(Data excerpts)
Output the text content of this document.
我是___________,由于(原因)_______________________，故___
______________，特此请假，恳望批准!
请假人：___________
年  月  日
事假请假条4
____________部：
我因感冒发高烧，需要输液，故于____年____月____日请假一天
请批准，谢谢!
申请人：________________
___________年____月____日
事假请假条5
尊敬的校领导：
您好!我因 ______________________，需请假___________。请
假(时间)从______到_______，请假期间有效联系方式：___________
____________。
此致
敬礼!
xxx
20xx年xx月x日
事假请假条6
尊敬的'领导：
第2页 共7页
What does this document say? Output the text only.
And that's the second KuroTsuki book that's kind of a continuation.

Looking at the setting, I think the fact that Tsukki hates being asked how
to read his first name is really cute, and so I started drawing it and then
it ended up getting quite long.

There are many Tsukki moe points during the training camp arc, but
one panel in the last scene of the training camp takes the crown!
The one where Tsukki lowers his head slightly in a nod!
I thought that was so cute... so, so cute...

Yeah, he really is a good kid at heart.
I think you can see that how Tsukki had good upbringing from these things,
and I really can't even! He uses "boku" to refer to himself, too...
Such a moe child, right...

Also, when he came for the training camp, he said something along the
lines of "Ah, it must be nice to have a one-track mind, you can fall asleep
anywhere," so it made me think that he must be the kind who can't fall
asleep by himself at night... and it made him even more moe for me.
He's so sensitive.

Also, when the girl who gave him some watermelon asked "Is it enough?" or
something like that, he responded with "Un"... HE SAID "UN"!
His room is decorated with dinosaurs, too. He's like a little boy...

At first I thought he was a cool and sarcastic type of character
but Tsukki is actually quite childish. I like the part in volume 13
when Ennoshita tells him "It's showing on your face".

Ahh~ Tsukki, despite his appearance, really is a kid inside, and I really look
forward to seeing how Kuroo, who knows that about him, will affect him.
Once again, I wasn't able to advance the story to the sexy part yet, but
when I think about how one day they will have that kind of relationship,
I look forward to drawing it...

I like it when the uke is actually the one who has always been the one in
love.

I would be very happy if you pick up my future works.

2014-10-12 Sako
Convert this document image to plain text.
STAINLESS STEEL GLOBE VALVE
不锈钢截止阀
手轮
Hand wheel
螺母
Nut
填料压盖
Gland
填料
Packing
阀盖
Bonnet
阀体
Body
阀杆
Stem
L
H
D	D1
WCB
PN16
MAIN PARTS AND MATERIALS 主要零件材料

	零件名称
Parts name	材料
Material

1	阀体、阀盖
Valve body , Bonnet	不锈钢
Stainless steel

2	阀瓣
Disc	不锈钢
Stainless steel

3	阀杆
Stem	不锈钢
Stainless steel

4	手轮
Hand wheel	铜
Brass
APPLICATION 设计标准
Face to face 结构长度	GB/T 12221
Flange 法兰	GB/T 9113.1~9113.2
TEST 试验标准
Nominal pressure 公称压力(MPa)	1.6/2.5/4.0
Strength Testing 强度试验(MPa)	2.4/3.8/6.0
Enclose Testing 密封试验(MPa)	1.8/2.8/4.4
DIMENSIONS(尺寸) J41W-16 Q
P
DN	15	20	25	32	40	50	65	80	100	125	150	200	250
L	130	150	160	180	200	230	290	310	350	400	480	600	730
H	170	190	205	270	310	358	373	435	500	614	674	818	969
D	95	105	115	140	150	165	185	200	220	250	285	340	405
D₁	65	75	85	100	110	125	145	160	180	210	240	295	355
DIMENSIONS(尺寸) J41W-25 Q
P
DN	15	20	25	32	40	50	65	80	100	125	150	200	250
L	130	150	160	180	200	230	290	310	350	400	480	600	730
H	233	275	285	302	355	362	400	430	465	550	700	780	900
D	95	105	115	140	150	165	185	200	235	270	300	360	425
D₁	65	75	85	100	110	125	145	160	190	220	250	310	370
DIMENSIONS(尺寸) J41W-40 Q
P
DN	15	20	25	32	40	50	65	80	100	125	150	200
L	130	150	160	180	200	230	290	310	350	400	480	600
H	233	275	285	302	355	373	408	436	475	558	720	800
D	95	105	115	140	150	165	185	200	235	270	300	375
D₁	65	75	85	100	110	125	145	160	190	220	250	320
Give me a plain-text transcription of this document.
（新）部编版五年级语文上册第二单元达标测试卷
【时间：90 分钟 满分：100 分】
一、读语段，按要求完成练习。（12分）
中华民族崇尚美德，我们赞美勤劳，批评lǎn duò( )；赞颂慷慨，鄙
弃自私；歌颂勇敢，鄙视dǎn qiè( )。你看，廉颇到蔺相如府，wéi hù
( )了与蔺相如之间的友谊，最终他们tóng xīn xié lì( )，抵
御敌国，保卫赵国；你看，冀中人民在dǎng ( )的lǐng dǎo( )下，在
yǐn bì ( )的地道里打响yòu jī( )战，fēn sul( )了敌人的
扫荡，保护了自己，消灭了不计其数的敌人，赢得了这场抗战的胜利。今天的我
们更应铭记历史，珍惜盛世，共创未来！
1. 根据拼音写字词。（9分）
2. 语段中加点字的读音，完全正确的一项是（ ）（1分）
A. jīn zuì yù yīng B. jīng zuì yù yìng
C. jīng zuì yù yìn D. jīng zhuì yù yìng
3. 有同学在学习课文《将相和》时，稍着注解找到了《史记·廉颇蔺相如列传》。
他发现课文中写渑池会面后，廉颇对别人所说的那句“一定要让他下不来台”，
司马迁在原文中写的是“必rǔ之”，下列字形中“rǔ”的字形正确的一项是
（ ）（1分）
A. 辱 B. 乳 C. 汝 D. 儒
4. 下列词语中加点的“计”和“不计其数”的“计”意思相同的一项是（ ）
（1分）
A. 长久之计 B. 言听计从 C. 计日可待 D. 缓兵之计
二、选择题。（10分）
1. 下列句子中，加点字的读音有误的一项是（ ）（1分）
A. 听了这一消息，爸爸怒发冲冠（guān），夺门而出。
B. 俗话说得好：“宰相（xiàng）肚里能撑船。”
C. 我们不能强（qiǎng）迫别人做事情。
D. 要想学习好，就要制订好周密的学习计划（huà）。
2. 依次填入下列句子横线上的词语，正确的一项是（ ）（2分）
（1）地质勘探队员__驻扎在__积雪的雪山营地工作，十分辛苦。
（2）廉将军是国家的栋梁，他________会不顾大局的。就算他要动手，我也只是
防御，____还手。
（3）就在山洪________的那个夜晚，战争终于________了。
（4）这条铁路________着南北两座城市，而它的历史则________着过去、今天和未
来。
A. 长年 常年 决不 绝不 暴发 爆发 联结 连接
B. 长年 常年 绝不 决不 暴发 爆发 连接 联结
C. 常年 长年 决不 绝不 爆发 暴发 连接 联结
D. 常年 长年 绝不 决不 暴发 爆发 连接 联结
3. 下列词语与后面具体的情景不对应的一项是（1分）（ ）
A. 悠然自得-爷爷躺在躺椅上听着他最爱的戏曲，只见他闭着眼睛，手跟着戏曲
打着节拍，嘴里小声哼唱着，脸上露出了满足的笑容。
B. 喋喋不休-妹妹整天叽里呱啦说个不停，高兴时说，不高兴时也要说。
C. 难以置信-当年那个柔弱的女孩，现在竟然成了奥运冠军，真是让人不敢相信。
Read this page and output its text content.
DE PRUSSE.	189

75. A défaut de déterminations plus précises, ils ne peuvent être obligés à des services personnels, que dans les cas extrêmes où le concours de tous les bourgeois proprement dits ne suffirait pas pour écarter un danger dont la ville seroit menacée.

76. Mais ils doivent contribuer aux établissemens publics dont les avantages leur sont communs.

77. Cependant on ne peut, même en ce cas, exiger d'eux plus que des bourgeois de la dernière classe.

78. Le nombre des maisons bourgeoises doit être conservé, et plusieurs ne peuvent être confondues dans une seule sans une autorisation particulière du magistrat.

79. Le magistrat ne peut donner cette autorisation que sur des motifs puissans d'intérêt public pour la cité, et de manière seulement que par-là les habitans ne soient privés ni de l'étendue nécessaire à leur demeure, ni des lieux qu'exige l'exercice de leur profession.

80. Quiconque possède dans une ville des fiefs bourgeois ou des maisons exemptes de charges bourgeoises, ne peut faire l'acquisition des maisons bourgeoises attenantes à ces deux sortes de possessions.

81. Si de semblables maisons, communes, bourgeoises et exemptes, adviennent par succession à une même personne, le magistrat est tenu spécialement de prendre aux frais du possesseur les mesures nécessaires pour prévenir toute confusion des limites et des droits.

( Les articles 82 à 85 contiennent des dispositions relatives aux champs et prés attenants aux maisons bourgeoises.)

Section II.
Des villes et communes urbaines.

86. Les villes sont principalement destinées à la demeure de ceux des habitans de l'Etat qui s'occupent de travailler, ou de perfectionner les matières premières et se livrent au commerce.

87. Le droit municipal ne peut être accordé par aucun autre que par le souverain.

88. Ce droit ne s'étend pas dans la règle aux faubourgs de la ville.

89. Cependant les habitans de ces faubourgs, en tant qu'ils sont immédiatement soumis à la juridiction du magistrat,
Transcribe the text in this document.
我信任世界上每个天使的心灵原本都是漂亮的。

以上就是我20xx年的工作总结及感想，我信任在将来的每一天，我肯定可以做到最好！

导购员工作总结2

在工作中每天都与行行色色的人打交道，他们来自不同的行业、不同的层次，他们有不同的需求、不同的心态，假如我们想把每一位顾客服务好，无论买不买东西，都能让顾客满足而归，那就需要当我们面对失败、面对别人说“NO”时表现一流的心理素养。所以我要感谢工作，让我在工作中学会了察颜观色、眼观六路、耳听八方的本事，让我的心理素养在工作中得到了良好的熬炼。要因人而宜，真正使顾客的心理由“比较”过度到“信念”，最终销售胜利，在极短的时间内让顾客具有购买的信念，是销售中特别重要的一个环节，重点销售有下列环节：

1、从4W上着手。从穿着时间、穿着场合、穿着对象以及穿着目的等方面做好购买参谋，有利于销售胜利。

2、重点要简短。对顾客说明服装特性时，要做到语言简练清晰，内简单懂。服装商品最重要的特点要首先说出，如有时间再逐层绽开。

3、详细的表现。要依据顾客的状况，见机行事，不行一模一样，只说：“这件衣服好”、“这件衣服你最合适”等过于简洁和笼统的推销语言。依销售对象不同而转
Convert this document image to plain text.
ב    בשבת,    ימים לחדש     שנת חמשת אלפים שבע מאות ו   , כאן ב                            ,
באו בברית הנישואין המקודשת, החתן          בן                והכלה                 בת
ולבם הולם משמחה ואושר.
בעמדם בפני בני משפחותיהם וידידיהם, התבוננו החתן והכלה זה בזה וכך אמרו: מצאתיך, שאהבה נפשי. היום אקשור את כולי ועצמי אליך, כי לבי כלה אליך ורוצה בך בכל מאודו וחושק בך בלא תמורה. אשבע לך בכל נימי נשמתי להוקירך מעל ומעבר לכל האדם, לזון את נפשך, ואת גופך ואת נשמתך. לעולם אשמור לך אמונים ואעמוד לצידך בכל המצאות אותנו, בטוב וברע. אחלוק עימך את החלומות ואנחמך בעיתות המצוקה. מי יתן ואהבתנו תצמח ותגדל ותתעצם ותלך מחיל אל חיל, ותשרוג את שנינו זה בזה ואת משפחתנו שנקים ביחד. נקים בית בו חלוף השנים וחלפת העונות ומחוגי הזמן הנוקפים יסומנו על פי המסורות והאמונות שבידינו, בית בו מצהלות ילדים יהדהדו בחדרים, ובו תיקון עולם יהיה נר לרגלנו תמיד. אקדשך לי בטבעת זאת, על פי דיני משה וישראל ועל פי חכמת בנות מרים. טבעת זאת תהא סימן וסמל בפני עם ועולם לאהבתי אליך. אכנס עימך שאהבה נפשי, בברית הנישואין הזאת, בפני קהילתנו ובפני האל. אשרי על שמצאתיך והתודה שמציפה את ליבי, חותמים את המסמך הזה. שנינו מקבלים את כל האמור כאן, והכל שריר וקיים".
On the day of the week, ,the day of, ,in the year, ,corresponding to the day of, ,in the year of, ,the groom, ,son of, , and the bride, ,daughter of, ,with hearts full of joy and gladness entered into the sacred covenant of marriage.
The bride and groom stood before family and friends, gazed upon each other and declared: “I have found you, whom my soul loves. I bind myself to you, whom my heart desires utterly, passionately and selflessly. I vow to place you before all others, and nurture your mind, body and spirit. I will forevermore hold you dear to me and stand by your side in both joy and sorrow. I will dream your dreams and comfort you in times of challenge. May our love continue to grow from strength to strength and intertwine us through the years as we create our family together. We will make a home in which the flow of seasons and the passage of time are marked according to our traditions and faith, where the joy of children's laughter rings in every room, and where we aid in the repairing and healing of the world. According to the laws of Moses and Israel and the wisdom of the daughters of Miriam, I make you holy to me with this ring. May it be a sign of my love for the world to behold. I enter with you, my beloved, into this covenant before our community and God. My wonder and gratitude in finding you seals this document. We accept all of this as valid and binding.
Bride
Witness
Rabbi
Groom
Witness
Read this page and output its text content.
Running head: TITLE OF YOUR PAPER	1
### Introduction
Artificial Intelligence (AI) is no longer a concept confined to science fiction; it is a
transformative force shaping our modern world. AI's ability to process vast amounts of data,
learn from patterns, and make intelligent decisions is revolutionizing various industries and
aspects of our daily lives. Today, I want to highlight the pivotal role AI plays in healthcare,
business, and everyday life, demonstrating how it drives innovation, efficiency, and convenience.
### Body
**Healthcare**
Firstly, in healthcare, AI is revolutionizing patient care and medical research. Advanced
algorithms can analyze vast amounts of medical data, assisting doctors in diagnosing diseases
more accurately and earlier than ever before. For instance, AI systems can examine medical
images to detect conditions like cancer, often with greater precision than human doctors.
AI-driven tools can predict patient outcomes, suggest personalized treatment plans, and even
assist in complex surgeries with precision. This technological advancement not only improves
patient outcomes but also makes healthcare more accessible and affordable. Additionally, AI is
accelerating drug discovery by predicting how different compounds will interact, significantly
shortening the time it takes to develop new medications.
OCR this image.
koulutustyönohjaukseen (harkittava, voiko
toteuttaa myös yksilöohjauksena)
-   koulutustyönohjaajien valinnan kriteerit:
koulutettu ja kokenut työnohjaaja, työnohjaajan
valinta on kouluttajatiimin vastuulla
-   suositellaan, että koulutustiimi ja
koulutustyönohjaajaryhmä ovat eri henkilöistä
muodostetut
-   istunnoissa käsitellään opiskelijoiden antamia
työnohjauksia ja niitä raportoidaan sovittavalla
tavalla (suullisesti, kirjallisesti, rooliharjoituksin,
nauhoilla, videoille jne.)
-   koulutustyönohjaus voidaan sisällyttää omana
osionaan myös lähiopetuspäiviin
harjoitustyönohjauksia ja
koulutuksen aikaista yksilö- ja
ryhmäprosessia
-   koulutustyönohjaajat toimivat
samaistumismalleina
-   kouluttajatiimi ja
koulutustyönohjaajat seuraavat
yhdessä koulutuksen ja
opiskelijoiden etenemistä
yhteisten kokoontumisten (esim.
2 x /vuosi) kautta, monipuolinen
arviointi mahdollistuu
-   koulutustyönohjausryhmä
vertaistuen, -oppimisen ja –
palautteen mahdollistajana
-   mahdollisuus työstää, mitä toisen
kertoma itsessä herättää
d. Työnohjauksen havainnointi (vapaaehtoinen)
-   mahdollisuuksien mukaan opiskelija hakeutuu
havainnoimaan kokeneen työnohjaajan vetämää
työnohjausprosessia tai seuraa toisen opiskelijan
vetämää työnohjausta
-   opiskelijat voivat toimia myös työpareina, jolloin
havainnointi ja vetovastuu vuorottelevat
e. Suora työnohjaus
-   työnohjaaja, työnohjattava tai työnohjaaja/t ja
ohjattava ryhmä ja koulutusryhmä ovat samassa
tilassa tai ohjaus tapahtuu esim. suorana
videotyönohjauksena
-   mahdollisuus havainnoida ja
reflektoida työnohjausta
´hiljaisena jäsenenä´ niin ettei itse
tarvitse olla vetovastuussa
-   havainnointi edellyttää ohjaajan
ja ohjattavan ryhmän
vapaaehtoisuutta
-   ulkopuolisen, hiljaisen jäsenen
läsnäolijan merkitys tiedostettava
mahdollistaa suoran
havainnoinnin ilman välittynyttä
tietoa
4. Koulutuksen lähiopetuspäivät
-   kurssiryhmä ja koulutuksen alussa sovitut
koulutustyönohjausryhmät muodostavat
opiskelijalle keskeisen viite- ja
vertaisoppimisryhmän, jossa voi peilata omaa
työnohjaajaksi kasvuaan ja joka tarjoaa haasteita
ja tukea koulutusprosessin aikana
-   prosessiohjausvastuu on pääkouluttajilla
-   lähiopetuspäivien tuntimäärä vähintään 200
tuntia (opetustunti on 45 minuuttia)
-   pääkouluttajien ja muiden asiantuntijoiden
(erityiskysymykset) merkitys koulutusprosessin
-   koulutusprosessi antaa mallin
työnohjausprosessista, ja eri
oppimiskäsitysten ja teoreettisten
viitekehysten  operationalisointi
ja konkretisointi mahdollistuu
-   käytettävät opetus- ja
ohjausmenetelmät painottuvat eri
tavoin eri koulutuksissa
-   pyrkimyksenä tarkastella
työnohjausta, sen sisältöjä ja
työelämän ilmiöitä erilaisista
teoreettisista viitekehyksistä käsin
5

## WHAT YOU HAVE TO DO
Using the listing above, show every line that includes the string "cute".

## COMPLETE ANSWER
to read his first name is really cute, and so I started drawing it and then
I thought that was so cute... so, so cute...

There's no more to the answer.